_Available records_:
......

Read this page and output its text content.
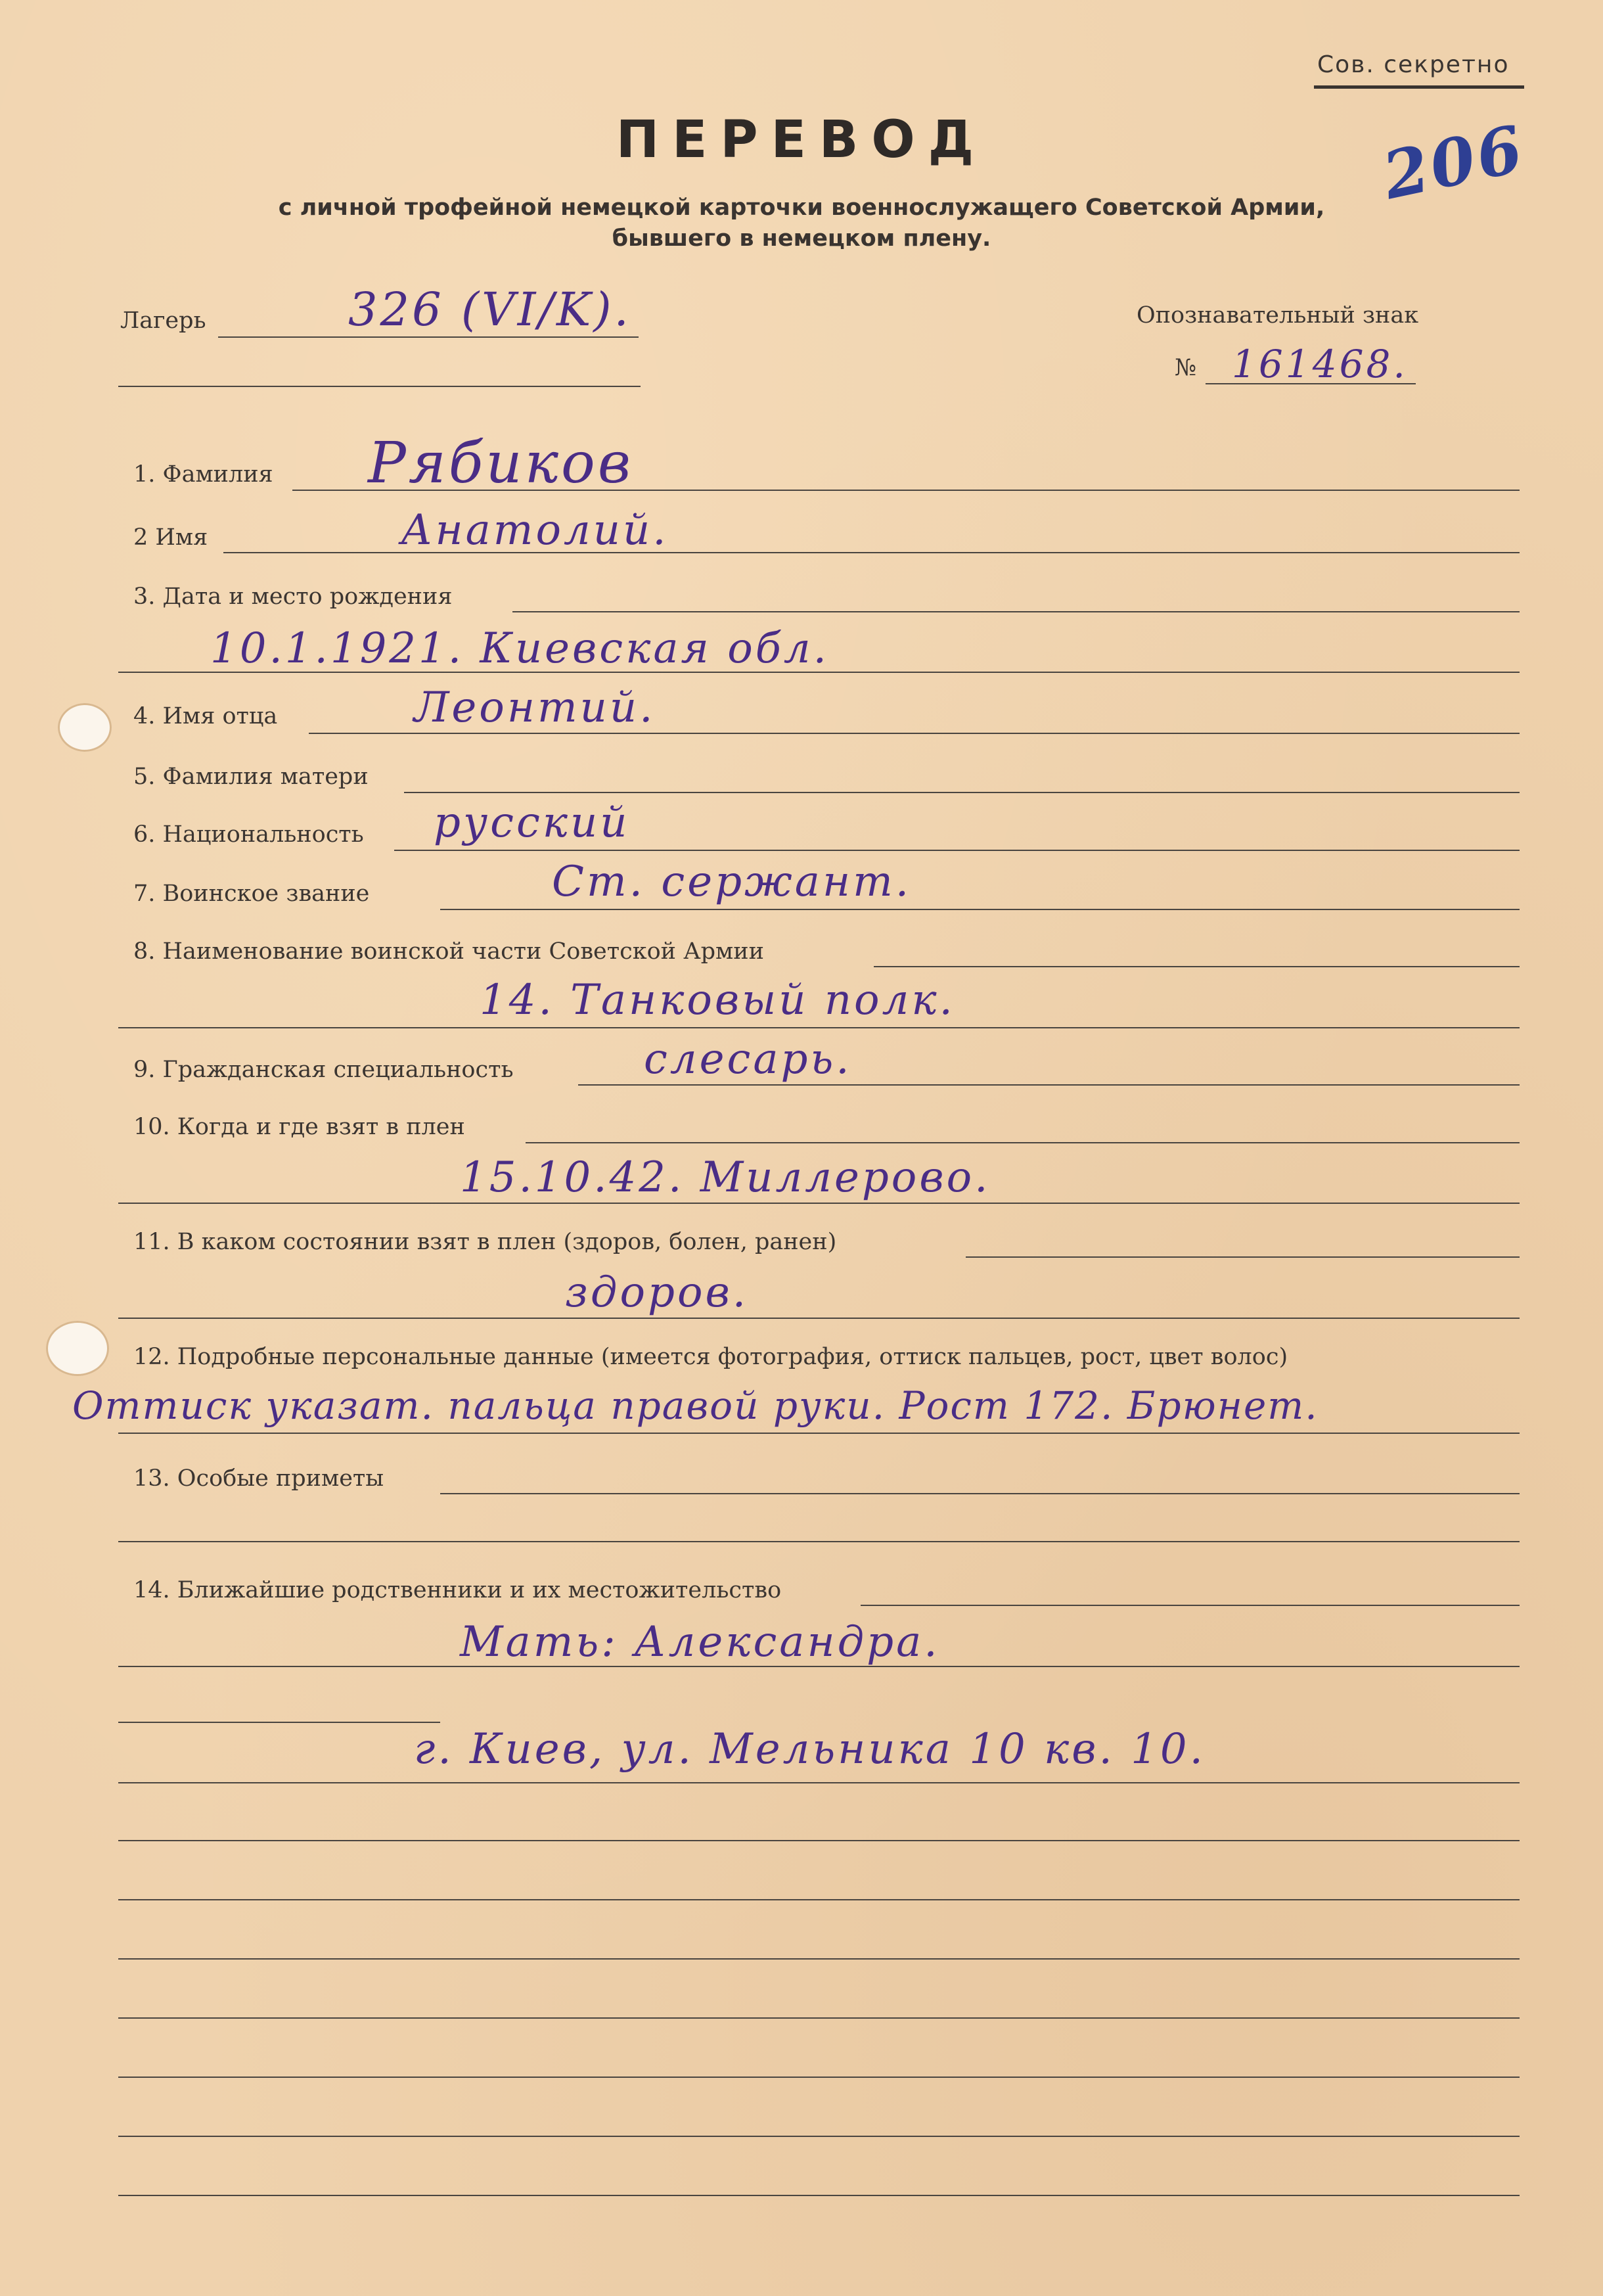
Сов. секретно
206
ПЕРЕВОД
с личной трофейной немецкой карточки военнослужащего Советской Армии,
бывшего в немецком плену.
Лагерь	326 (VI/K).	Опознавательный знак
№ 161468.
1. Фамилия Рябиков
2 Имя	Анатолий.
3. Дата и место рождения
10.1.1921. Киевская обл.
4. Имя отца	Леонтий.
5. Фамилия матери
6. Национальность русский
7. Воинское звание	Ст. сержант.
8. Наименование воинской части Советской Армии
14. Танковый полк.
9. Гражданская специальность	слесарь.
10. Когда и где взят в плен
15.10.42. Миллерово.
11. В каком состоянии взят в плен (здоров, болен, ранен)
здоров.
12. Подробные персональные данные (имеется фотография, оттиск пальцев, рост, цвет волос)
Оттиск указат. пальца правой руки. Рост 172. Брюнет.
13. Особые приметы
14. Ближайшие родственники и их местожительство
Мать: Александра.
г. Киев, ул. Мельника 10 кв. 10.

......

_Task to complete_: All of the data above should be quoted exactly, except for the pictures.

_Exercise response_:
Read this page and output its text content.
Сов. секретно
206
ПЕРЕВОД
с личной трофейной немецкой карточки военнослужащего Советской Армии,
бывшего в немецком плену.
Лагерь	326 (VI/K).	Опознавательный знак
№ 161468.
1. Фамилия Рябиков
2 Имя	Анатолий.
3. Дата и место рождения
10.1.1921. Киевская обл.
4. Имя отца	Леонтий.
5. Фамилия матери
6. Национальность русский
7. Воинское звание	Ст. сержант.
8. Наименование воинской части Советской Армии
14. Танковый полк.
9. Гражданская специальность	слесарь.
10. Когда и где взят в плен
15.10.42. Миллерово.
11. В каком состоянии взят в плен (здоров, болен, ранен)
здоров.
12. Подробные персональные данные (имеется фотография, оттиск пальцев, рост, цвет волос)
Оттиск указат. пальца правой руки. Рост 172. Брюнет.
13. Особые приметы
14. Ближайшие родственники и их местожительство
Мать: Александра.
г. Киев, ул. Мельника 10 кв. 10.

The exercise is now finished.